-- Consegna --
Per favore, scrivi il seguito dell'articolo con l'intervista a Eduardo Williams riportato qui sotto, partendo subito dopo la sua ultima frase.

-- Articolo --
────────

Molteplici i talk e le masterclass, tra cui quella di Lav Diaz, vincitore del Pardo d’oro e del Leone d’oro alla mostra del cinema di Venezia, a cui è stata dedicata la prima retrospettiva in Italia, con la presentazione di sette suoi film in una sala cinematografica creata appositamente, visto che tutte le altre proiezioni erano all’aperto.
I focus tematici erano dedicati alla tedesca Helena Wittmann, allo svizzero Cyril Schäublin, vincitore a Encounters alla Berlinale 2022 per il film Unrest, e a Eduardo Williams. l film del regista argentino sono stati proiettati in diversi film festival, tra cui quello di Locarno, Toronto e New York, alla Biennale dell’Immagine in Movimento di Ginevra, e al Museo Macro di Roma. Abbiamo parlato con lui per approfondire alcuni aspetti del suo lavoro.
Stabilisci un rapporto molto interessante tra la macchina da presa, i luoghi e i personaggi. In particolare modo, vorrei approfondire con te le modalità in cui la macchina da presa riprende gruppi di persone in continuo movimento, in lontananza. A volte li perdiamo di vista mentre sentiamo le loro conversazioni e questo crea una strana contrapposizione tra intimità, grazie ai dialoghi, e distanziamento, visto che difficilmente vediamo i volti delle persone, sempre lontane. Perché utilizzi questa forma di rappresentazione? Qual è il rapporto tra il modo di riprendere e lo sviluppo narrativo del film?
«Mi interessa l’unicità dell’esperienza cinematografia. Perché questo effetto di distanziamento, che tu hai giustamente notato, si può avere solo con il cinema. Quello che mi affascina del cinema è come riesce a cambiare la nostra percezione del reale.

────────

[Voci degli elementi di layout]
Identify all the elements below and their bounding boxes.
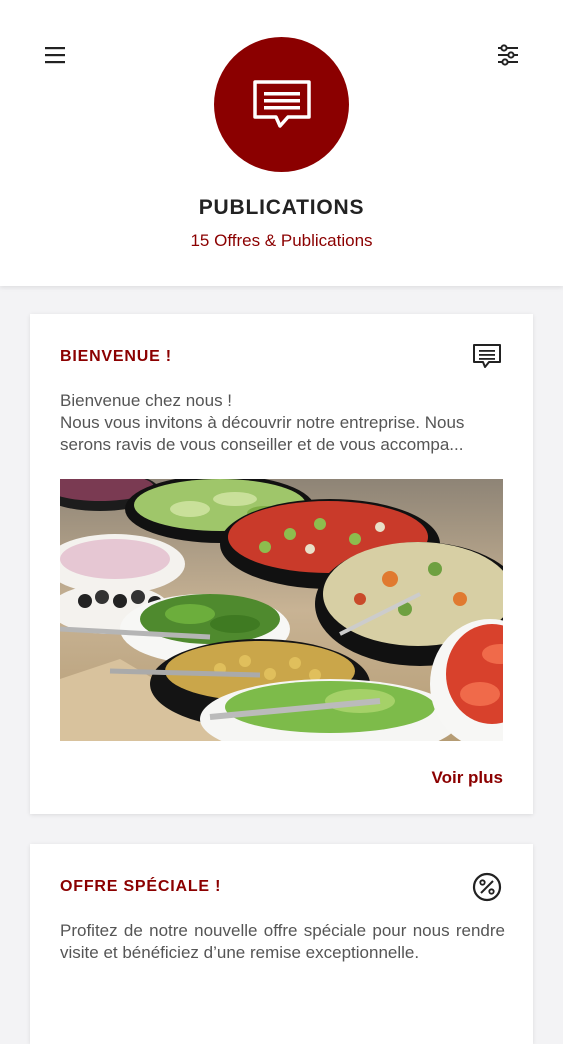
chat-message-icon <box>473 344 501 368</box>
card-type-icon <box>470 340 504 374</box>
filter-button[interactable] <box>491 38 525 72</box>
see-more-link[interactable]: Voir plus <box>432 768 503 788</box>
salad-buffet-photo[interactable] <box>60 479 503 741</box>
card-title: BIENVENUE ! <box>60 348 172 365</box>
hamburger-menu-icon <box>45 47 65 64</box>
menu-button[interactable] <box>38 38 72 72</box>
card-text-line: serons ravis de vous conseiller et de vo… <box>60 435 464 454</box>
chat-message-icon <box>252 79 311 128</box>
card-description: Bienvenue chez nous ! Nous vous invitons… <box>60 390 505 456</box>
publication-card-special-offer[interactable]: OFFRE SPÉCIALE ! Profitez de notre nouve… <box>30 844 533 1044</box>
page-title: PUBLICATIONS <box>198 196 365 219</box>
app-header: PUBLICATIONS 15 Offres & Publications <box>0 0 563 286</box>
publications-logo <box>214 37 349 172</box>
card-title: OFFRE SPÉCIALE ! <box>60 878 222 895</box>
card-type-icon <box>470 870 504 904</box>
card-description: Profitez de notre nouvelle offre spécial… <box>60 920 505 964</box>
card-text-line: Nous vous invitons à découvrir notre ent… <box>60 413 465 432</box>
card-text-line: Bienvenue chez nous ! <box>60 391 233 410</box>
percent-discount-icon <box>472 872 502 902</box>
card-text: Profitez de notre nouvelle offre spécial… <box>60 921 505 962</box>
page-subtitle: 15 Offres & Publications <box>190 231 373 250</box>
publication-card-welcome[interactable]: BIENVENUE ! Bienvenue chez nous ! Nous v… <box>30 314 533 814</box>
sliders-filter-icon <box>498 44 518 66</box>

────────

-- Risultato dell'esercizio --
Quando ero piccolo andavo al cinema con mia nonna, e quello che sempre mi sorprendeva quando finiva la proiezione era il cambiamento che aveva avuto su di me la visione di quel film. A quel tempo vedevo in Argentina solo film hollywoodiani, poi ho scoperto il cinema sud americano, e ho scelto di studiare cinema all’Università. Tornando alla tua domanda, è vero nella vita reale se non sei vicino alle persone non puoi ascoltare le loro conversazioni, ma nel cinema invece sì».
Questo artificio è una strategia narrativa che mi sembra presente fin dai tuoi primi film.
«Si, è vero. Sono sempre stato interessato a ritrarre un contesto collettivo invece di narrare la storia di un singolo individuo, e i dialoghi mi permettono di delineare meglio una collettività. In Pude ver un puma, il primo corto proiettato a Lago Film Fest la macchina da presa segue un gruppo di amici che attraversano una città abbandonata. Raccontano frammenti delle loro vite, episodi quotidiani, in In J’ai oublié! segue alcuni giovani di Hanoi che vanno a fare la spesa al supermercato, attraversano la città in motorino, passando per i tunnel e giardini, fino a giungere sul tetto di un complesso residenziale in costruzione dove si arrampicano, saltano e sfidano la gravità facendo Parkour. In quel film era il complesso residenziale ad interessarmi, e a determinare lo sviluppo della storia».
I luoghi in cui si svolgono i film sembrano avere un ruolo fondamentale per lo sviluppo della trama.
«Sì, i luoghi sono spesso il punto di partenza. Per esempio In Pude ver un puma avevo scoperto su Youtube una città abbandonata fuori Buenos Aires. Un luogo pieno di suggestioni. Dopo averla visitata ho scritto una sceneggiatura ambientata in quel luogo, che volevo rimanesse pieno di mistero pur essendo attraversato da quel gruppo di ragazzi. Non ero però soddisfatto della sceneggiatura e del modo in cui veniva recitavano gli attori, era troppo perfetto, cercavo qualcosa di più spontaneo. Li ho incoraggiati a dire e a aggiungere quello che volevano, ma per loro era difficile. Ho riscritto la sceneggiatura lasciando dei vuoti in modo tale che loro potessero aggiungere quello che ritenevano opportuno. E in quel modo ha funzionato. Si è creato una diversa narrazione di quel luogo, che è il punto di partenza da cui si sviluppa la storia».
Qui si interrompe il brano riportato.